(Extracted data entries)
Begin
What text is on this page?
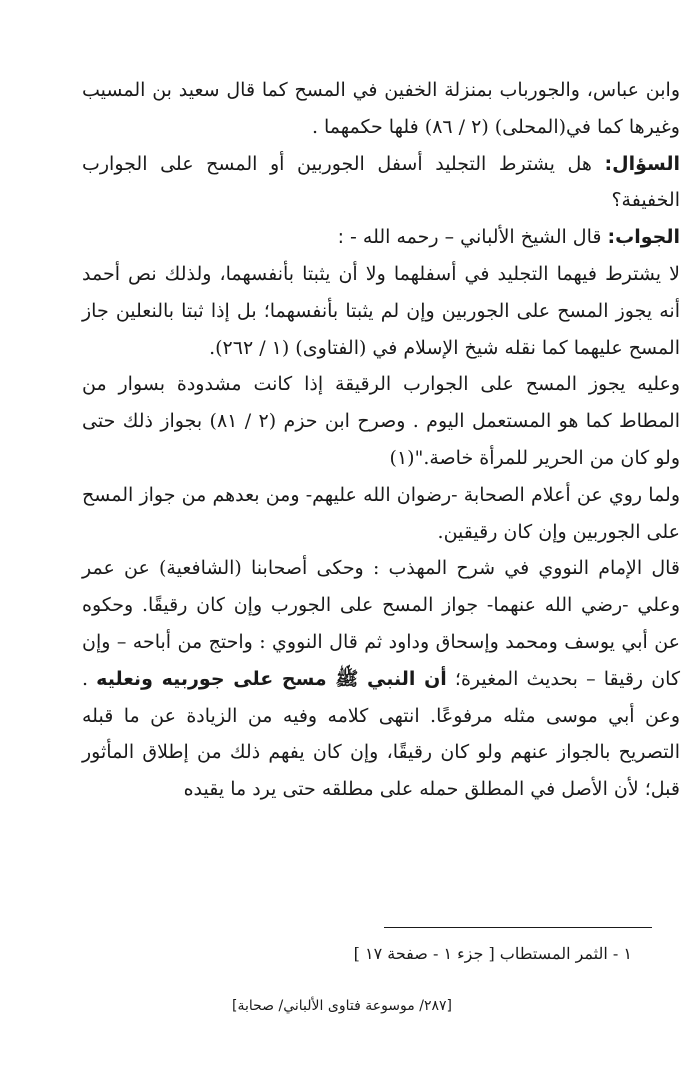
وابن عباس، والجورباب بمنزلة الخفين في المسح كما قال سعيد بن المسيب وغيرها كما في(المحلى) (٢ / ٨٦) فلها حكمهما .

السؤال: هل يشترط التجليد أسفل الجوربين أو المسح على الجوارب الخفيفة؟

الجواب: قال الشيخ الألباني – رحمه الله - :

لا يشترط فيهما التجليد في أسفلهما ولا أن يثبتا بأنفسهما، ولذلك نص أحمد أنه يجوز المسح على الجوربين وإن لم يثبتا بأنفسهما؛ بل إذا ثبتا بالنعلين جاز المسح عليهما كما نقله شيخ الإسلام في (الفتاوى) (١ / ٢٦٢).

وعليه يجوز المسح على الجوارب الرقيقة إذا كانت مشدودة بسوار من المطاط كما هو المستعمل اليوم . وصرح ابن حزم (٢ / ٨١) بجواز ذلك حتى ولو كان من الحرير للمرأة خاصة."(١)

ولما روي عن أعلام الصحابة -رضوان الله عليهم- ومن بعدهم من جواز المسح على الجوربين وإن كان رقيقين.

قال الإمام النووي في شرح المهذب : وحكى أصحابنا (الشافعية) عن عمر وعلي -رضي الله عنهما- جواز المسح على الجورب وإن كان رقيقًا. وحكوه عن أبي يوسف ومحمد وإسحاق وداود ثم قال النووي : واحتج من أباحه – وإن كان رقيقا – بحديث المغيرة؛ أن النبي ﷺ مسح على جوربيه ونعليه . وعن أبي موسى مثله مرفوعًا. انتهى كلامه وفيه من الزيادة عن ما قبله التصريح بالجواز عنهم ولو كان رقيقًا، وإن كان يفهم ذلك من إطلاق المأثور قبل؛ لأن الأصل في المطلق حمله على مطلقه حتى يرد ما يقيده

١ - الثمر المستطاب [ جزء ١ - صفحة ١٧ ]
[٢٨٧/ موسوعة فتاوى الألباني/ صحابة]
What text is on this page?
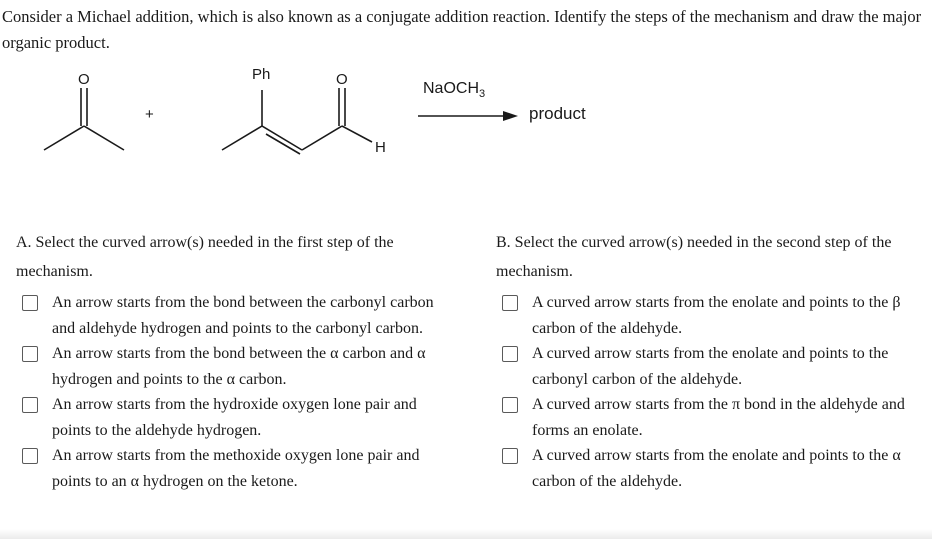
Consider a Michael addition, which is also known as a conjugate addition reaction. Identify the steps of the mechanism and draw the major organic product.
O
+
Ph	O
H
NaOCH$_3$
product
A. Select the curved arrow(s) needed in the first step of the mechanism.
An arrow starts from the bond between the carbonyl carbon and aldehyde hydrogen and points to the carbonyl carbon.
An arrow starts from the bond between the α carbon and α hydrogen and points to the α carbon.
An arrow starts from the hydroxide oxygen lone pair and points to the aldehyde hydrogen.
An arrow starts from the methoxide oxygen lone pair and points to an α hydrogen on the ketone.
B. Select the curved arrow(s) needed in the second step of the mechanism.
A curved arrow starts from the enolate and points to the β carbon of the aldehyde.
A curved arrow starts from the enolate and points to the carbonyl carbon of the aldehyde.
A curved arrow starts from the π bond in the aldehyde and forms an enolate.
A curved arrow starts from the enolate and points to the α carbon of the aldehyde.
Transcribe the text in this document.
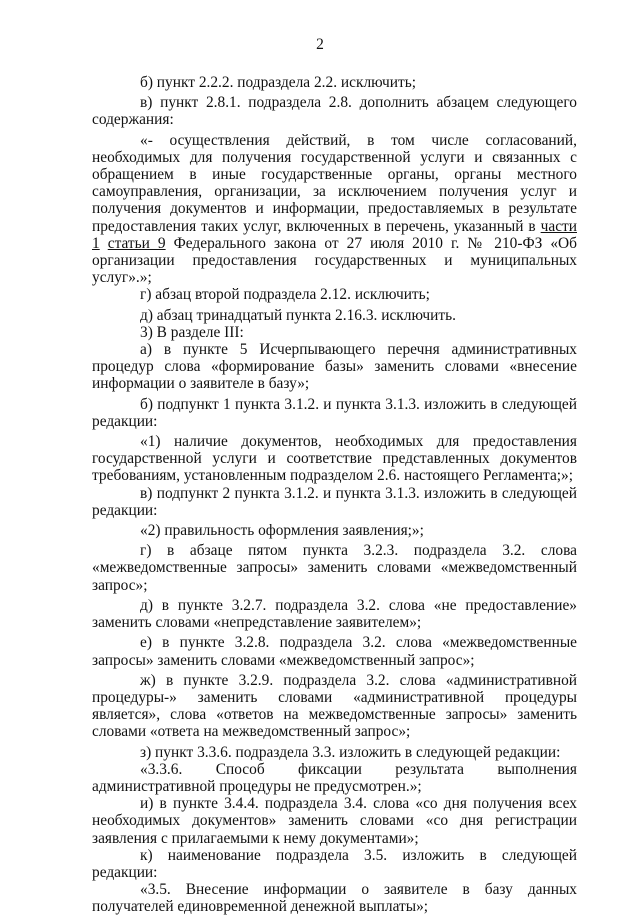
2

б) пункт 2.2.2. подраздела 2.2. исключить;

в) пункт 2.8.1. подраздела 2.8. дополнить абзацем следующего содержания:

«- осуществления действий, в том числе согласований, необходимых для получения государственной услуги и связанных с обращением в иные государственные органы, органы местного самоуправления, организации, за исключением получения услуг и получения документов и информации, предоставляемых в результате предоставления таких услуг, включенных в перечень, указанный в части 1 статьи 9 Федерального закона от 27 июля 2010 г. № 210-ФЗ «Об организации предоставления государственных и муниципальных услуг».»;

г) абзац второй подраздела 2.12. исключить;

д) абзац тринадцатый пункта 2.16.3. исключить.

3) В разделе III:

а) в пункте 5 Исчерпывающего перечня административных процедур слова «формирование базы» заменить словами «внесение информации о заявителе в базу»;

б) подпункт 1 пункта 3.1.2. и пункта 3.1.3. изложить в следующей редакции:

«1) наличие документов, необходимых для предоставления государственной услуги и соответствие представленных документов требованиям, установленным подразделом 2.6. настоящего Регламента;»;

в) подпункт 2 пункта 3.1.2. и пункта 3.1.3. изложить в следующей редакции:

«2) правильность оформления заявления;»;

г) в абзаце пятом пункта 3.2.3. подраздела 3.2. слова «межведомственные запросы» заменить словами «межведомственный запрос»;

д) в пункте 3.2.7. подраздела 3.2. слова «не предоставление» заменить словами «непредставление заявителем»;

е) в пункте 3.2.8. подраздела 3.2. слова «межведомственные запросы» заменить словами «межведомственный запрос»;

ж) в пункте 3.2.9. подраздела 3.2. слова «административной процедуры-» заменить словами «административной процедуры является», слова «ответов на межведомственные запросы» заменить словами «ответа на межведомственный запрос»;

з) пункт 3.3.6. подраздела 3.3. изложить в следующей редакции:

«3.3.6. Способ фиксации результата выполнения административной процедуры не предусмотрен.»;

и) в пункте 3.4.4. подраздела 3.4. слова «со дня получения всех необходимых документов» заменить словами «со дня регистрации заявления с прилагаемыми к нему документами»;

к) наименование подраздела 3.5. изложить в следующей редакции:

«3.5. Внесение информации о заявителе в базу данных получателей единовременной денежной выплаты»;
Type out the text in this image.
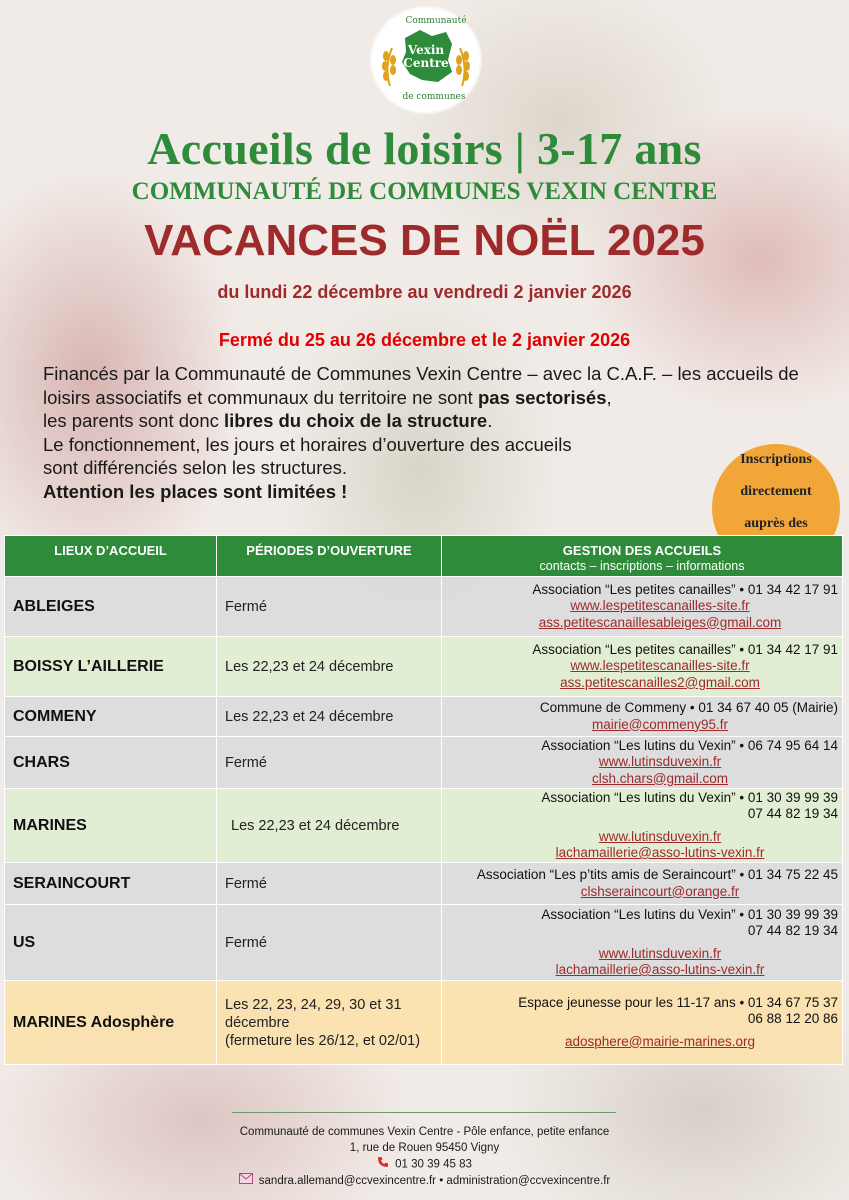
Communauté
Vexin
Centre
de communes
Accueils de loisirs | 3-17 ans
COMMUNAUTÉ DE COMMUNES VEXIN CENTRE
VACANCES DE NOËL 2025
du lundi 22 décembre au vendredi 2 janvier 2026
Fermé du 25 au 26 décembre et le 2 janvier 2026
Financés par la Communauté de Communes Vexin Centre – avec la C.A.F. – les accueils de loisirs associatifs et communaux du territoire ne sont pas sectorisés,
les parents sont donc libres du choix de la structure.
Le fonctionnement, les jours et horaires d’ouverture des accueils
sont différenciés selon les structures.
Attention les places sont limitées !
Inscriptions

directement

auprès des

LIEUX D’ACCUEIL	PÉRIODES D’OUVERTURE	GESTION DES ACCUEILS
contacts – inscriptions – informations

ABLEIGES	Fermé	Association “Les petites canailles” • 01 34 42 17 91
www.lespetitescanailles-site.fr
ass.petitescanaillesableiges@gmail.com

BOISSY L’AILLERIE	Les 22,23 et 24 décembre	Association “Les petites canailles” • 01 34 42 17 91
www.lespetitescanailles-site.fr
ass.petitescanailles2@gmail.com

COMMENY	Les 22,23 et 24 décembre	Commune de Commeny • 01 34 67 40 05 (Mairie)
mairie@commeny95.fr

CHARS	Fermé	Association “Les lutins du Vexin” • 06 74 95 64 14
www.lutinsduvexin.fr
clsh.chars@gmail.com

MARINES	Les 22,23 et 24 décembre	Association “Les lutins du Vexin” • 01 30 39 99 39
07 44 82 19 34
www.lutinsduvexin.fr
lachamaillerie@asso-lutins-vexin.fr

SERAINCOURT	Fermé	Association “Les p’tits amis de Seraincourt” • 01 34 75 22 45
clshseraincourt@orange.fr

US	Fermé	Association “Les lutins du Vexin” • 01 30 39 99 39
07 44 82 19 34
www.lutinsduvexin.fr
lachamaillerie@asso-lutins-vexin.fr

MARINES Adosphère	Les 22, 23, 24, 29, 30 et 31
décembre
(fermeture les 26/12, et 02/01)	Espace jeunesse pour les 11-17 ans • 01 34 67 75 37
06 88 12 20 86
adosphere@mairie-marines.org
Communauté de communes Vexin Centre - Pôle enfance, petite enfance
1, rue de Rouen 95450 Vigny
01 30 39 45 83
sandra.allemand@ccvexincentre.fr • administration@ccvexincentre.fr
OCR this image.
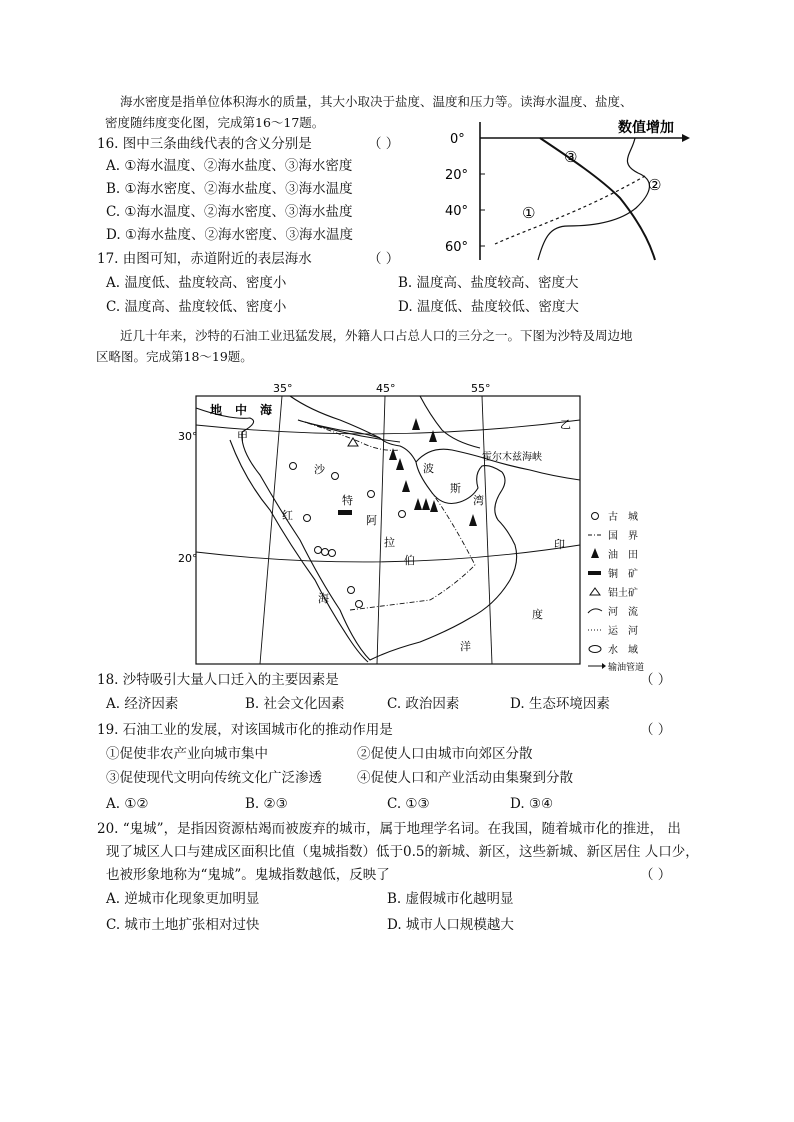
海水密度是指单位体积海水的质量，其大小取决于盐度、温度和压力等。读海水温度、盐度、
密度随纬度变化图，完成第16～17题。
16. 图中三条曲线代表的含义分别是	（ ）
A. ①海水温度、②海水盐度、③海水密度
B. ①海水密度、②海水盐度、③海水温度
C. ①海水温度、②海水密度、③海水盐度
D. ①海水盐度、②海水密度、③海水温度
17. 由图可知，赤道附近的表层海水	（ ）
A. 温度低、盐度较高、密度小	B. 温度高、盐度较高、密度大
C. 温度高、盐度较低、密度小	D. 温度低、盐度较低、密度大
数值增加
0°
20°
40°
60°
③
②
①
近几十年来，沙特的石油工业迅猛发展，外籍人口占总人口的三分之一。下图为沙特及周边地
区略图。完成第18～19题。
35°	45°	55°
30°
20°
地 中 海
甲
乙
沙
特
阿
拉
伯
红
海
波
斯
湾
霍尔木兹海峡
印
度
洋
古　城
国　界
油　田
铜　矿
铝土矿
河　流
运　河
水　域
输油管道
18. 沙特吸引大量人口迁入的主要因素是	（ ）
A. 经济因素	B. 社会文化因素	C. 政治因素	D. 生态环境因素
19. 石油工业的发展，对该国城市化的推动作用是	（ ）
①促使非农产业向城市集中	②促使人口由城市向郊区分散
③促使现代文明向传统文化广泛渗透	④促使人口和产业活动由集聚到分散
A. ①②	B. ②③	C. ①③	D. ③④
20. “鬼城”，是指因资源枯竭而被废弃的城市，属于地理学名词。在我国，随着城市化的推进， 出
现了城区人口与建成区面积比值（鬼城指数）低于0.5的新城、新区，这些新城、新区居住 人口少，
也被形象地称为“鬼城”。鬼城指数越低，反映了	（ ）
A. 逆城市化现象更加明显	B. 虚假城市化越明显
C. 城市土地扩张相对过快	D. 城市人口规模越大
End
Work to do: Go through the data above and find the lines with the word "услуги". Copy each of those lines.

Answer in full:
«- осуществления действий, в том числе согласований, необходимых для получения государственной услуги и связанных с обращением в иные государственные органы, органы местного самоуправления, организации, за исключением получения услуг и получения документов и информации, предоставляемых в результате предоставления таких услуг, включенных в перечень, указанный в части 1 статьи 9 Федерального закона от 27 июля 2010 г. № 210-ФЗ «Об организации предоставления государственных и муниципальных услуг».»;
«1) наличие документов, необходимых для предоставления государственной услуги и соответствие представленных документов требованиям, установленным подразделом 2.6. настоящего Регламента;»;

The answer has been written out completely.